### [Information provided]

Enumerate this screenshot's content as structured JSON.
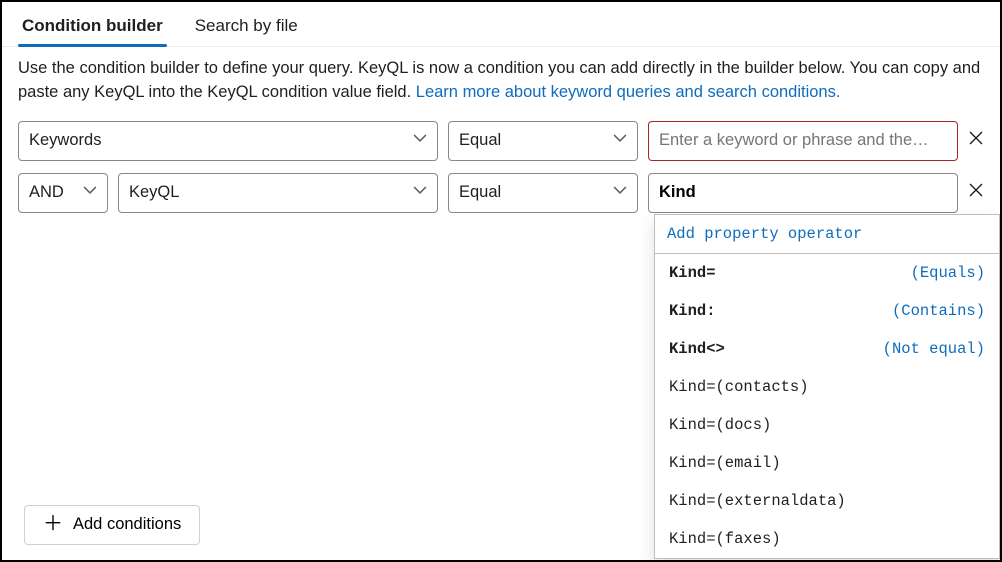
{
  "tabs": [
    {
      "label": "Condition builder",
      "active": true
    },
    {
      "label": "Search by file",
      "active": false
    }
  ],
  "description": {
    "text": "Use the condition builder to define your query. KeyQL is now a condition you can add directly in the builder below. You can copy and paste any KeyQL into the KeyQL condition value field. ",
    "link": "Learn more about keyword queries and search conditions."
  },
  "rows": [
    {
      "field": "Keywords",
      "operator": "Equal",
      "value": "",
      "placeholder": "Enter a keyword or phrase and the…",
      "invalid": true
    },
    {
      "bool": "AND",
      "field": "KeyQL",
      "operator": "Equal",
      "value": "Kind"
    }
  ],
  "add_button": "Add conditions",
  "dropdown": {
    "header": "Add property operator",
    "ops": [
      {
        "k": "Kind=",
        "hint": "(Equals)"
      },
      {
        "k": "Kind:",
        "hint": "(Contains)"
      },
      {
        "k": "Kind<>",
        "hint": "(Not equal)"
      }
    ],
    "suggestions": [
      "Kind=(contacts)",
      "Kind=(docs)",
      "Kind=(email)",
      "Kind=(externaldata)",
      "Kind=(faxes)"
    ]
  }
}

### [Direction]
Reproduce the full listing above verbatim, with no pictures included.

### [The answer]
Enumerate this screenshot's content as structured JSON.
{
  "tabs": [
    {
      "label": "Condition builder",
      "active": true
    },
    {
      "label": "Search by file",
      "active": false
    }
  ],
  "description": {
    "text": "Use the condition builder to define your query. KeyQL is now a condition you can add directly in the builder below. You can copy and paste any KeyQL into the KeyQL condition value field. ",
    "link": "Learn more about keyword queries and search conditions."
  },
  "rows": [
    {
      "field": "Keywords",
      "operator": "Equal",
      "value": "",
      "placeholder": "Enter a keyword or phrase and the…",
      "invalid": true
    },
    {
      "bool": "AND",
      "field": "KeyQL",
      "operator": "Equal",
      "value": "Kind"
    }
  ],
  "add_button": "Add conditions",
  "dropdown": {
    "header": "Add property operator",
    "ops": [
      {
        "k": "Kind=",
        "hint": "(Equals)"
      },
      {
        "k": "Kind:",
        "hint": "(Contains)"
      },
      {
        "k": "Kind<>",
        "hint": "(Not equal)"
      }
    ],
    "suggestions": [
      "Kind=(contacts)",
      "Kind=(docs)",
      "Kind=(email)",
      "Kind=(externaldata)",
      "Kind=(faxes)"
    ]
  }
}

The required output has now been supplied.